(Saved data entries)
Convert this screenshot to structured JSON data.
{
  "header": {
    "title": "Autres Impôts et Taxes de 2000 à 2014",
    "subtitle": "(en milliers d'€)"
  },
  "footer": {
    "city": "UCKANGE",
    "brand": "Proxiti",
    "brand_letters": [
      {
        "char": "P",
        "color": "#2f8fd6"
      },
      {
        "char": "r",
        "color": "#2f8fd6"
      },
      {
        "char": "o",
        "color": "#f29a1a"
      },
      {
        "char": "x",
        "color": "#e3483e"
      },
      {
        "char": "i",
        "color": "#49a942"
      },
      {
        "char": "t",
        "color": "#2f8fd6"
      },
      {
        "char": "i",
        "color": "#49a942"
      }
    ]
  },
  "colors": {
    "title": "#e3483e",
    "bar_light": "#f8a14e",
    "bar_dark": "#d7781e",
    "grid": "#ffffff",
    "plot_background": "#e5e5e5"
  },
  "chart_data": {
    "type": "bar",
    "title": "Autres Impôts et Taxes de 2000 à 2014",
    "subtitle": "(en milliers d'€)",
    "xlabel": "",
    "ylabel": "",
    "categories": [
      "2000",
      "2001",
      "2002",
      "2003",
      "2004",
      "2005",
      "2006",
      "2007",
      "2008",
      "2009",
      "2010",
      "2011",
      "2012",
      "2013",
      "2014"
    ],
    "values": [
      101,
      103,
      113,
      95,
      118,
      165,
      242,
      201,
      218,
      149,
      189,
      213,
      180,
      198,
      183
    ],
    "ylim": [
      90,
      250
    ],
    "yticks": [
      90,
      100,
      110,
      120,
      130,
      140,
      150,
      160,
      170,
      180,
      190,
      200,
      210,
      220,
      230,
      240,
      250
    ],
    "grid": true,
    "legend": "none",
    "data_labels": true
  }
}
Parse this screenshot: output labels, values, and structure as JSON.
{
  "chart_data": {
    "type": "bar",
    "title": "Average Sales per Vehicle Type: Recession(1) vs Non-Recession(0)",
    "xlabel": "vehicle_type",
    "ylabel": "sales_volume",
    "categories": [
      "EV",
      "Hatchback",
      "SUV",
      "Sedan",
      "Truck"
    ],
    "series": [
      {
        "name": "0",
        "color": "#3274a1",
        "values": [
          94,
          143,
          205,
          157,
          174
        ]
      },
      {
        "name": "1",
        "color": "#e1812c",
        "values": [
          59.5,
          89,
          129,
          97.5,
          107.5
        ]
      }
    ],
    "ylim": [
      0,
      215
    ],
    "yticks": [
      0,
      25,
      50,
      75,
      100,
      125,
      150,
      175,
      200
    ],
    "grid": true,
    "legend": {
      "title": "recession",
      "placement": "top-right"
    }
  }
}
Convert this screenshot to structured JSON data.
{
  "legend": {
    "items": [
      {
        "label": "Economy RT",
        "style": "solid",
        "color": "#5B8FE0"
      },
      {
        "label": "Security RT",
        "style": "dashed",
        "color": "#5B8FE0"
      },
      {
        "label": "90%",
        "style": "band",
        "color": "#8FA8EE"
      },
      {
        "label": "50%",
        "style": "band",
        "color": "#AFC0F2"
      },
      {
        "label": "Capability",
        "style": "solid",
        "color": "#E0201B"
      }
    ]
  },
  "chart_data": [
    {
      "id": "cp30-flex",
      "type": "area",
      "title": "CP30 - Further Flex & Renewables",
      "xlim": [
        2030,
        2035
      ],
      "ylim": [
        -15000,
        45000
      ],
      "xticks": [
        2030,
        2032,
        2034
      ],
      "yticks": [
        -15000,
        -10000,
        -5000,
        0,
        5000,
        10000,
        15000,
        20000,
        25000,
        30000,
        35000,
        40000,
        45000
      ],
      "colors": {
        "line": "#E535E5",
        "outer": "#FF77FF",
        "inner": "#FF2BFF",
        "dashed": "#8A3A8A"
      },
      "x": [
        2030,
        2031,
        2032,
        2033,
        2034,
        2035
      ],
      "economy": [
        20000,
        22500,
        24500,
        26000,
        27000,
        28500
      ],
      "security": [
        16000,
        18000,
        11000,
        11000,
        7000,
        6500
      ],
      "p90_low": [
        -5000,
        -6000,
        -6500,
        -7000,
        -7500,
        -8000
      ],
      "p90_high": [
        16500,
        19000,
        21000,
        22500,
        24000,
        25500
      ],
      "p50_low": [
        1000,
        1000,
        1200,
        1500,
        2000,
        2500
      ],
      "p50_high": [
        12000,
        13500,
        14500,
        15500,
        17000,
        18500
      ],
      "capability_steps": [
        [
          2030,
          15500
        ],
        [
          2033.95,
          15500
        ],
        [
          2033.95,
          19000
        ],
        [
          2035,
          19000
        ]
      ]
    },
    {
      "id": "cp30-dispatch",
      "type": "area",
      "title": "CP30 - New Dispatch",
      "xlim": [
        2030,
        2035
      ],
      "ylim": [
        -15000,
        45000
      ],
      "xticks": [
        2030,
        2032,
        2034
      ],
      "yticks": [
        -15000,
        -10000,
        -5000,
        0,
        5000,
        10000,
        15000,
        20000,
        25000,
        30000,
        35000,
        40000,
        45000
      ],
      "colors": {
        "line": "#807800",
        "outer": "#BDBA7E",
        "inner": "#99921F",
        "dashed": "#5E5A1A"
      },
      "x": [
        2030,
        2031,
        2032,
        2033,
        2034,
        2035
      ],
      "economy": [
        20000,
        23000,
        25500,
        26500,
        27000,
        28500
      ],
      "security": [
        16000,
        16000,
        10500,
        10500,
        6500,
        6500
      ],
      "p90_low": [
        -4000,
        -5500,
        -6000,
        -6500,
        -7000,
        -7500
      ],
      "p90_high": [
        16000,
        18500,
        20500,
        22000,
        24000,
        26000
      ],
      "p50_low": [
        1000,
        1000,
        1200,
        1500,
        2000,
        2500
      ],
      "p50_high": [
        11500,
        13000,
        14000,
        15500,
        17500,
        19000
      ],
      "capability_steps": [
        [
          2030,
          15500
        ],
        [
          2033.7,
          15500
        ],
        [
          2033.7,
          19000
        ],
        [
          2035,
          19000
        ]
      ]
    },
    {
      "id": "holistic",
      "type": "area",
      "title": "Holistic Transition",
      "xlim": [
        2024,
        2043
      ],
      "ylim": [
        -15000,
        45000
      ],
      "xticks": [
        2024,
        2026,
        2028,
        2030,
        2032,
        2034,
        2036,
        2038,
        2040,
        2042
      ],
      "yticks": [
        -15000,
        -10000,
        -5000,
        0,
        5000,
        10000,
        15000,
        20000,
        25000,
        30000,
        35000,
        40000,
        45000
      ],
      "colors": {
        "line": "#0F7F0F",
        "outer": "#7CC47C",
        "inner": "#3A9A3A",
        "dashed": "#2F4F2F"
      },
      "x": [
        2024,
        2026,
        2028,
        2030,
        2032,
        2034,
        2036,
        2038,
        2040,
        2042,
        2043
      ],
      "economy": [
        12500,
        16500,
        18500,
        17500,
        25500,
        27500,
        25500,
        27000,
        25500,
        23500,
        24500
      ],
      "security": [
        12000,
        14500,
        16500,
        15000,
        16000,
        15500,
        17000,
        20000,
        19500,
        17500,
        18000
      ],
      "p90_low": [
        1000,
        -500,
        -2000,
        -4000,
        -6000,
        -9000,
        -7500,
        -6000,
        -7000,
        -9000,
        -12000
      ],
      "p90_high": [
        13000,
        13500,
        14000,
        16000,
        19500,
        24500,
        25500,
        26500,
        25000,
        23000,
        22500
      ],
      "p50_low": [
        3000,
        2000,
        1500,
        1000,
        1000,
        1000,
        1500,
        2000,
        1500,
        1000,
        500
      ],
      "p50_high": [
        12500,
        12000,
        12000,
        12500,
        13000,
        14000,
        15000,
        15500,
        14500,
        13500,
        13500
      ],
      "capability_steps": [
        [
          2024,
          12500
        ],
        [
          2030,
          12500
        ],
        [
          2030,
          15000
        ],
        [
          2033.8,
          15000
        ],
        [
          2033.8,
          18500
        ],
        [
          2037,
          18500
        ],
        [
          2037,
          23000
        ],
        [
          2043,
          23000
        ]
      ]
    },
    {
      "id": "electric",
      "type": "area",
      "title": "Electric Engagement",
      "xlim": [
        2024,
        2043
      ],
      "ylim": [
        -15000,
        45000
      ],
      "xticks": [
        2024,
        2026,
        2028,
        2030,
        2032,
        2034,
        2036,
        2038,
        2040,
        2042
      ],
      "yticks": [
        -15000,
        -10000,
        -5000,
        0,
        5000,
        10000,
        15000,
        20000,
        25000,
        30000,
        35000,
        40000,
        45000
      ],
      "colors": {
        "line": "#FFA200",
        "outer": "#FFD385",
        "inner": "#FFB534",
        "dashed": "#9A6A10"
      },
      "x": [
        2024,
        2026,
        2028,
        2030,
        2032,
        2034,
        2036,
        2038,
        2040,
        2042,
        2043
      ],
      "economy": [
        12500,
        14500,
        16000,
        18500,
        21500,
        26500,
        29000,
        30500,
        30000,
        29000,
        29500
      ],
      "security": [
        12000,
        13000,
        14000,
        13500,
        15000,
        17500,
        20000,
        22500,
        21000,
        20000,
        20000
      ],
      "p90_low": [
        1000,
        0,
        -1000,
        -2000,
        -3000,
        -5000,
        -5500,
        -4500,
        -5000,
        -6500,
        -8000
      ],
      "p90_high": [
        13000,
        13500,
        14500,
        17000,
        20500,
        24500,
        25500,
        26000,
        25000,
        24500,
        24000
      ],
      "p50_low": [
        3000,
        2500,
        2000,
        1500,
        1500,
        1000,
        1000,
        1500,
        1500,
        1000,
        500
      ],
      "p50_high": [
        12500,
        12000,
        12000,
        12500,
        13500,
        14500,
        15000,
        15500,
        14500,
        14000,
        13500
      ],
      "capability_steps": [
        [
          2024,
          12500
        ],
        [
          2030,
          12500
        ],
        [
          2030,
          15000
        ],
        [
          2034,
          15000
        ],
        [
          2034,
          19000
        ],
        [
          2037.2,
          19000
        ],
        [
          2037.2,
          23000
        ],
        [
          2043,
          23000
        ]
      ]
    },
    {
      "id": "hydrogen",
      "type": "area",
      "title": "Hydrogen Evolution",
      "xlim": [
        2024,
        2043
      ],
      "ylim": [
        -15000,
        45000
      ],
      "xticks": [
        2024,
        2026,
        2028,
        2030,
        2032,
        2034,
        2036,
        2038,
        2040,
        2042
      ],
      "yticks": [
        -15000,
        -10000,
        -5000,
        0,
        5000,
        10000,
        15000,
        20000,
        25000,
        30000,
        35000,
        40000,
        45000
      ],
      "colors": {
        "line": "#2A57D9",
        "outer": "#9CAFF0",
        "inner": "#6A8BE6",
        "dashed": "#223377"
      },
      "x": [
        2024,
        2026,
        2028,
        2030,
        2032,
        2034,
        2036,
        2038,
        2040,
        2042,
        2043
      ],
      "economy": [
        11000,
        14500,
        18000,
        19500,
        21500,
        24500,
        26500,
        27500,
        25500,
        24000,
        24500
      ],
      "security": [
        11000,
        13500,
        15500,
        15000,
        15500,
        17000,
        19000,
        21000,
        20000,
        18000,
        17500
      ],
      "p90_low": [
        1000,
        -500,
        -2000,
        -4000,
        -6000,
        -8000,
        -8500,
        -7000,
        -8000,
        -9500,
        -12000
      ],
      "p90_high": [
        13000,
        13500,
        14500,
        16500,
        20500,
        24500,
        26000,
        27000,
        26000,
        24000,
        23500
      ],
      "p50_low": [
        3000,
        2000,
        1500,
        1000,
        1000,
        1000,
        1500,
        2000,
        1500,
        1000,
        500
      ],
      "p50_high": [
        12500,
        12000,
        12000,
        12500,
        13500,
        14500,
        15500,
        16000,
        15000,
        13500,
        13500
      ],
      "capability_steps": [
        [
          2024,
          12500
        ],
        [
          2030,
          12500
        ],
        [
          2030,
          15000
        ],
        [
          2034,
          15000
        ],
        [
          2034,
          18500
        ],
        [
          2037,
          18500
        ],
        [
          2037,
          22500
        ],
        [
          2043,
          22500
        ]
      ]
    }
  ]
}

* _YOUR TASK_
Write down the number of lines where the word "subtitle" appears, and nothing further.

* _RESPONSE_
2